[Extracted records]
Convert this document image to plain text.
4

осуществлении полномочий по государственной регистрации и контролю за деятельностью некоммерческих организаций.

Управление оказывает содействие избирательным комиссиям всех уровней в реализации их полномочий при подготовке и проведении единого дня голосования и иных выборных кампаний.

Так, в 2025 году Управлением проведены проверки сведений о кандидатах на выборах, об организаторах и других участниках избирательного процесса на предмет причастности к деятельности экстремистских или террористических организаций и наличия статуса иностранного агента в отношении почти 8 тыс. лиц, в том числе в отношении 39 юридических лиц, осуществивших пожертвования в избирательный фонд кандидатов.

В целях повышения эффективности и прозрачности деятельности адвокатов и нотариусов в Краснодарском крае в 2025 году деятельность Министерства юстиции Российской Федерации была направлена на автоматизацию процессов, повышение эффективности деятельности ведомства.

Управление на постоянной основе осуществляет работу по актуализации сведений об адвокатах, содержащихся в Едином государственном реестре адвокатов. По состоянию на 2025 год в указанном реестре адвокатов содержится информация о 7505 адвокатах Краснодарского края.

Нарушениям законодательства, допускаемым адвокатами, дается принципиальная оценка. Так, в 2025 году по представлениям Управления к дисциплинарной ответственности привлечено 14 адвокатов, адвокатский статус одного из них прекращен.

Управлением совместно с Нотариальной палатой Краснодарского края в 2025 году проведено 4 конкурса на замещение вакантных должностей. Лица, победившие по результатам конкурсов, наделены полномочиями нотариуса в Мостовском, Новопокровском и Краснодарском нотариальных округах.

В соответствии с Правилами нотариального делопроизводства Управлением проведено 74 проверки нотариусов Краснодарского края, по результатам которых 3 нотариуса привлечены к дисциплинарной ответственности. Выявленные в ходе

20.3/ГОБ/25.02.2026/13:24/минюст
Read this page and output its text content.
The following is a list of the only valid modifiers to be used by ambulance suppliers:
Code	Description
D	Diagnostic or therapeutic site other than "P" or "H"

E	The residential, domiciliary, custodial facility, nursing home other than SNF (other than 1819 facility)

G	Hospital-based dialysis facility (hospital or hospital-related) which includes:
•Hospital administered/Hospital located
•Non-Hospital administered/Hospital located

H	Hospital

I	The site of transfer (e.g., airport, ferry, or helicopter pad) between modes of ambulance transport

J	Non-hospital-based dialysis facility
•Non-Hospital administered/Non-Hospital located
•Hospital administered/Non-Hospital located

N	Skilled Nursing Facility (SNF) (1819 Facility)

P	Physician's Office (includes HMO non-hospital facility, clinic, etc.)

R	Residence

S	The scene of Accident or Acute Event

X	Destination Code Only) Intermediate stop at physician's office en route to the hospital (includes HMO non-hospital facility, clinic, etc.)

- Problem description: Give the records above again, word for word.

- Answer to this exercise:
Convert this document image to plain text.
4

осуществлении полномочий по государственной регистрации и контролю за деятельностью некоммерческих организаций.

Управление оказывает содействие избирательным комиссиям всех уровней в реализации их полномочий при подготовке и проведении единого дня голосования и иных выборных кампаний.

Так, в 2025 году Управлением проведены проверки сведений о кандидатах на выборах, об организаторах и других участниках избирательного процесса на предмет причастности к деятельности экстремистских или террористических организаций и наличия статуса иностранного агента в отношении почти 8 тыс. лиц, в том числе в отношении 39 юридических лиц, осуществивших пожертвования в избирательный фонд кандидатов.

В целях повышения эффективности и прозрачности деятельности адвокатов и нотариусов в Краснодарском крае в 2025 году деятельность Министерства юстиции Российской Федерации была направлена на автоматизацию процессов, повышение эффективности деятельности ведомства.

Управление на постоянной основе осуществляет работу по актуализации сведений об адвокатах, содержащихся в Едином государственном реестре адвокатов. По состоянию на 2025 год в указанном реестре адвокатов содержится информация о 7505 адвокатах Краснодарского края.

Нарушениям законодательства, допускаемым адвокатами, дается принципиальная оценка. Так, в 2025 году по представлениям Управления к дисциплинарной ответственности привлечено 14 адвокатов, адвокатский статус одного из них прекращен.

Управлением совместно с Нотариальной палатой Краснодарского края в 2025 году проведено 4 конкурса на замещение вакантных должностей. Лица, победившие по результатам конкурсов, наделены полномочиями нотариуса в Мостовском, Новопокровском и Краснодарском нотариальных округах.

В соответствии с Правилами нотариального делопроизводства Управлением проведено 74 проверки нотариусов Краснодарского края, по результатам которых 3 нотариуса привлечены к дисциплинарной ответственности. Выявленные в ходе

20.3/ГОБ/25.02.2026/13:24/минюст
Read this page and output its text content.
The following is a list of the only valid modifiers to be used by ambulance suppliers:
Code	Description
D	Diagnostic or therapeutic site other than "P" or "H"

E	The residential, domiciliary, custodial facility, nursing home other than SNF (other than 1819 facility)

G	Hospital-based dialysis facility (hospital or hospital-related) which includes:
•Hospital administered/Hospital located
•Non-Hospital administered/Hospital located

H	Hospital

I	The site of transfer (e.g., airport, ferry, or helicopter pad) between modes of ambulance transport

J	Non-hospital-based dialysis facility
•Non-Hospital administered/Non-Hospital located
•Hospital administered/Non-Hospital located

N	Skilled Nursing Facility (SNF) (1819 Facility)

P	Physician's Office (includes HMO non-hospital facility, clinic, etc.)

R	Residence

S	The scene of Accident or Acute Event

X	Destination Code Only) Intermediate stop at physician's office en route to the hospital (includes HMO non-hospital facility, clinic, etc.)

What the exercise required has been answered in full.